__THE REQUEST__. Write out each line exactly as it stands, please.

__RECORDS SUPPLIED__.

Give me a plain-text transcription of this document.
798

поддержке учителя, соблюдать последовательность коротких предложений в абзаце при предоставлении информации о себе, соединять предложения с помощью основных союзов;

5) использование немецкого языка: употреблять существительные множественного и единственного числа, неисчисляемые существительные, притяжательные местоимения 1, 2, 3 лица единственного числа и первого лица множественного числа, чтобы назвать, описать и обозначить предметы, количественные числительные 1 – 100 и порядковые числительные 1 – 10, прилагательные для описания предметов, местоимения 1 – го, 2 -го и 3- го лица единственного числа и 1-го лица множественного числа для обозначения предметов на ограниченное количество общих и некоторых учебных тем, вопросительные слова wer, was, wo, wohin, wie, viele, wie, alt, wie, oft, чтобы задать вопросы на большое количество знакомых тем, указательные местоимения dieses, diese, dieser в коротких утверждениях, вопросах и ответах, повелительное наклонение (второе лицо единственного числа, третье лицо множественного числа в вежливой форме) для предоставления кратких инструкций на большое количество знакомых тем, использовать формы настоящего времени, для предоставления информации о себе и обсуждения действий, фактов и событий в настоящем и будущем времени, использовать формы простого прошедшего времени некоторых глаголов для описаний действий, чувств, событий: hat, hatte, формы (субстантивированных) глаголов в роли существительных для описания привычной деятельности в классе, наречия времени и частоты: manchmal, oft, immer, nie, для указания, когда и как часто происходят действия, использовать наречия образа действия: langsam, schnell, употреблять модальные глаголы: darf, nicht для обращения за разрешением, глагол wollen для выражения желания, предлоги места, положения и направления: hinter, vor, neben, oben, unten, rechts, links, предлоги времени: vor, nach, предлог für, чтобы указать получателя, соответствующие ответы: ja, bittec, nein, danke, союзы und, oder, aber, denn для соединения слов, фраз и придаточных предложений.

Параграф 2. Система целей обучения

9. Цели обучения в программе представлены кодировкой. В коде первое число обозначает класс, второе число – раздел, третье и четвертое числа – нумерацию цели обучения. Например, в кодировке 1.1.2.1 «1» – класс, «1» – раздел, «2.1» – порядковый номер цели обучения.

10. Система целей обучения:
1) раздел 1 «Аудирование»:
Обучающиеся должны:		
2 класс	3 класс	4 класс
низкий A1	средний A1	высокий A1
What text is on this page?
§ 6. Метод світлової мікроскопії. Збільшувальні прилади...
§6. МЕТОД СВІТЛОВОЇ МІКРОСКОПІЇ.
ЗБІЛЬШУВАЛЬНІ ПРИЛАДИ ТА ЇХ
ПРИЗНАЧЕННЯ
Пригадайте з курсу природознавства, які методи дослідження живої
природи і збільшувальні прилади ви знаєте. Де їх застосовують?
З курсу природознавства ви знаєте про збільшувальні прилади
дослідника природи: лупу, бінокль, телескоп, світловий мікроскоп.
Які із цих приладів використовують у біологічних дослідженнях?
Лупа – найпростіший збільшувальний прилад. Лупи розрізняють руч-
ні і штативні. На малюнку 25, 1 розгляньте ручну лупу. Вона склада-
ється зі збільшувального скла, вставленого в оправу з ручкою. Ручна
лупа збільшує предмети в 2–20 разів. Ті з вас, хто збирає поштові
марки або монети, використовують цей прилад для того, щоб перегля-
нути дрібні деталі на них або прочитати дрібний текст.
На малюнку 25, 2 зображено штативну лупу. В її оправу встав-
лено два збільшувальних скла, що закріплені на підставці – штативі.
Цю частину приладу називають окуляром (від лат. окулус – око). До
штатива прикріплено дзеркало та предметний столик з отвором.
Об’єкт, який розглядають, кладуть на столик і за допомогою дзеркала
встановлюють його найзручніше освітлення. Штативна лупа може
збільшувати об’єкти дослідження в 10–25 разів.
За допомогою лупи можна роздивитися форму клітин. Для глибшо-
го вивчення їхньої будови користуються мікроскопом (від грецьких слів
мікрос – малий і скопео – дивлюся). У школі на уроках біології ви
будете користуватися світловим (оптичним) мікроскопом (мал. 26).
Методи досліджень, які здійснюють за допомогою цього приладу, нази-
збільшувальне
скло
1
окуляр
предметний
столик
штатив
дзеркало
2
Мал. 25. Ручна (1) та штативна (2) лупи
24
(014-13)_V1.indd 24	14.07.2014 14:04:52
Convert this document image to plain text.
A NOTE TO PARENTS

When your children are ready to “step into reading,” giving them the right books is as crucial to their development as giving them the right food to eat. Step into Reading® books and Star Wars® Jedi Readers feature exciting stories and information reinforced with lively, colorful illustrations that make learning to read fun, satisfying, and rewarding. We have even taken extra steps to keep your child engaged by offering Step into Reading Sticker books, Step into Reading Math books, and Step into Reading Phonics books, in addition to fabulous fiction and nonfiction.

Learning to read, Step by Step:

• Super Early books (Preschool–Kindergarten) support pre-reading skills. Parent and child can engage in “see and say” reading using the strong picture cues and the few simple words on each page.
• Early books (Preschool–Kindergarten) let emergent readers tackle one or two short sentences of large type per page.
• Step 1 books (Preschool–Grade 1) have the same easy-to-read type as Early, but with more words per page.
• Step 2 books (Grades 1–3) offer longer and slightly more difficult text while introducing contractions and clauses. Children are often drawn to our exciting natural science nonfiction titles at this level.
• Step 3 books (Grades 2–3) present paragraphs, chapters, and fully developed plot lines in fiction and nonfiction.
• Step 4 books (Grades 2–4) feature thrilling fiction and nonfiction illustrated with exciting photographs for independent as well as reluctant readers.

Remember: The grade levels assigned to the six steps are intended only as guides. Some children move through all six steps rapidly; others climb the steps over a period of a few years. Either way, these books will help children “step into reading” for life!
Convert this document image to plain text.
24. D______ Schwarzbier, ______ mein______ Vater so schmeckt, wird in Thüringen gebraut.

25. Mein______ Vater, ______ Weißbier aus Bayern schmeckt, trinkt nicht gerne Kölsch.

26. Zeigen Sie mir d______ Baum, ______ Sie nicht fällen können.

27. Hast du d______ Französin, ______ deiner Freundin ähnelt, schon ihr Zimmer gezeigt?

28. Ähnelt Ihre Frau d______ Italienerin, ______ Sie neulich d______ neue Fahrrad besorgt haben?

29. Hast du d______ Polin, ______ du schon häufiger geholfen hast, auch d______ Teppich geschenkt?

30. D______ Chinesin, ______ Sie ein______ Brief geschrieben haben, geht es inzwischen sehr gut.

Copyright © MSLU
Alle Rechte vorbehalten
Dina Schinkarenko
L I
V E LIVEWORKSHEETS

__RESPONSE__.
Give me a plain-text transcription of this document.
798

поддержке учителя, соблюдать последовательность коротких предложений в абзаце при предоставлении информации о себе, соединять предложения с помощью основных союзов;

5) использование немецкого языка: употреблять существительные множественного и единственного числа, неисчисляемые существительные, притяжательные местоимения 1, 2, 3 лица единственного числа и первого лица множественного числа, чтобы назвать, описать и обозначить предметы, количественные числительные 1 – 100 и порядковые числительные 1 – 10, прилагательные для описания предметов, местоимения 1 – го, 2 -го и 3- го лица единственного числа и 1-го лица множественного числа для обозначения предметов на ограниченное количество общих и некоторых учебных тем, вопросительные слова wer, was, wo, wohin, wie, viele, wie, alt, wie, oft, чтобы задать вопросы на большое количество знакомых тем, указательные местоимения dieses, diese, dieser в коротких утверждениях, вопросах и ответах, повелительное наклонение (второе лицо единственного числа, третье лицо множественного числа в вежливой форме) для предоставления кратких инструкций на большое количество знакомых тем, использовать формы настоящего времени, для предоставления информации о себе и обсуждения действий, фактов и событий в настоящем и будущем времени, использовать формы простого прошедшего времени некоторых глаголов для описаний действий, чувств, событий: hat, hatte, формы (субстантивированных) глаголов в роли существительных для описания привычной деятельности в классе, наречия времени и частоты: manchmal, oft, immer, nie, для указания, когда и как часто происходят действия, использовать наречия образа действия: langsam, schnell, употреблять модальные глаголы: darf, nicht для обращения за разрешением, глагол wollen для выражения желания, предлоги места, положения и направления: hinter, vor, neben, oben, unten, rechts, links, предлоги времени: vor, nach, предлог für, чтобы указать получателя, соответствующие ответы: ja, bittec, nein, danke, союзы und, oder, aber, denn для соединения слов, фраз и придаточных предложений.

Параграф 2. Система целей обучения

9. Цели обучения в программе представлены кодировкой. В коде первое число обозначает класс, второе число – раздел, третье и четвертое числа – нумерацию цели обучения. Например, в кодировке 1.1.2.1 «1» – класс, «1» – раздел, «2.1» – порядковый номер цели обучения.

10. Система целей обучения:
1) раздел 1 «Аудирование»:
Обучающиеся должны:		
2 класс	3 класс	4 класс
низкий A1	средний A1	высокий A1
What text is on this page?
§ 6. Метод світлової мікроскопії. Збільшувальні прилади...
§6. МЕТОД СВІТЛОВОЇ МІКРОСКОПІЇ.
ЗБІЛЬШУВАЛЬНІ ПРИЛАДИ ТА ЇХ
ПРИЗНАЧЕННЯ
Пригадайте з курсу природознавства, які методи дослідження живої
природи і збільшувальні прилади ви знаєте. Де їх застосовують?
З курсу природознавства ви знаєте про збільшувальні прилади
дослідника природи: лупу, бінокль, телескоп, світловий мікроскоп.
Які із цих приладів використовують у біологічних дослідженнях?
Лупа – найпростіший збільшувальний прилад. Лупи розрізняють руч-
ні і штативні. На малюнку 25, 1 розгляньте ручну лупу. Вона склада-
ється зі збільшувального скла, вставленого в оправу з ручкою. Ручна
лупа збільшує предмети в 2–20 разів. Ті з вас, хто збирає поштові
марки або монети, використовують цей прилад для того, щоб перегля-
нути дрібні деталі на них або прочитати дрібний текст.
На малюнку 25, 2 зображено штативну лупу. В її оправу встав-
лено два збільшувальних скла, що закріплені на підставці – штативі.
Цю частину приладу називають окуляром (від лат. окулус – око). До
штатива прикріплено дзеркало та предметний столик з отвором.
Об’єкт, який розглядають, кладуть на столик і за допомогою дзеркала
встановлюють його найзручніше освітлення. Штативна лупа може
збільшувати об’єкти дослідження в 10–25 разів.
За допомогою лупи можна роздивитися форму клітин. Для глибшо-
го вивчення їхньої будови користуються мікроскопом (від грецьких слів
мікрос – малий і скопео – дивлюся). У школі на уроках біології ви
будете користуватися світловим (оптичним) мікроскопом (мал. 26).
Методи досліджень, які здійснюють за допомогою цього приладу, нази-
збільшувальне
скло
1
окуляр
предметний
столик
штатив
дзеркало
2
Мал. 25. Ручна (1) та штативна (2) лупи
24
(014-13)_V1.indd 24	14.07.2014 14:04:52
Convert this document image to plain text.
A NOTE TO PARENTS

When your children are ready to “step into reading,” giving them the right books is as crucial to their development as giving them the right food to eat. Step into Reading® books and Star Wars® Jedi Readers feature exciting stories and information reinforced with lively, colorful illustrations that make learning to read fun, satisfying, and rewarding. We have even taken extra steps to keep your child engaged by offering Step into Reading Sticker books, Step into Reading Math books, and Step into Reading Phonics books, in addition to fabulous fiction and nonfiction.

Learning to read, Step by Step:

• Super Early books (Preschool–Kindergarten) support pre-reading skills. Parent and child can engage in “see and say” reading using the strong picture cues and the few simple words on each page.
• Early books (Preschool–Kindergarten) let emergent readers tackle one or two short sentences of large type per page.
• Step 1 books (Preschool–Grade 1) have the same easy-to-read type as Early, but with more words per page.
• Step 2 books (Grades 1–3) offer longer and slightly more difficult text while introducing contractions and clauses. Children are often drawn to our exciting natural science nonfiction titles at this level.
• Step 3 books (Grades 2–3) present paragraphs, chapters, and fully developed plot lines in fiction and nonfiction.
• Step 4 books (Grades 2–4) feature thrilling fiction and nonfiction illustrated with exciting photographs for independent as well as reluctant readers.

Remember: The grade levels assigned to the six steps are intended only as guides. Some children move through all six steps rapidly; others climb the steps over a period of a few years. Either way, these books will help children “step into reading” for life!
Convert this document image to plain text.
24. D______ Schwarzbier, ______ mein______ Vater so schmeckt, wird in Thüringen gebraut.

25. Mein______ Vater, ______ Weißbier aus Bayern schmeckt, trinkt nicht gerne Kölsch.

26. Zeigen Sie mir d______ Baum, ______ Sie nicht fällen können.

27. Hast du d______ Französin, ______ deiner Freundin ähnelt, schon ihr Zimmer gezeigt?

28. Ähnelt Ihre Frau d______ Italienerin, ______ Sie neulich d______ neue Fahrrad besorgt haben?

29. Hast du d______ Polin, ______ du schon häufiger geholfen hast, auch d______ Teppich geschenkt?

30. D______ Chinesin, ______ Sie ein______ Brief geschrieben haben, geht es inzwischen sehr gut.

Copyright © MSLU
Alle Rechte vorbehalten
Dina Schinkarenko
L I
V E LIVEWORKSHEETS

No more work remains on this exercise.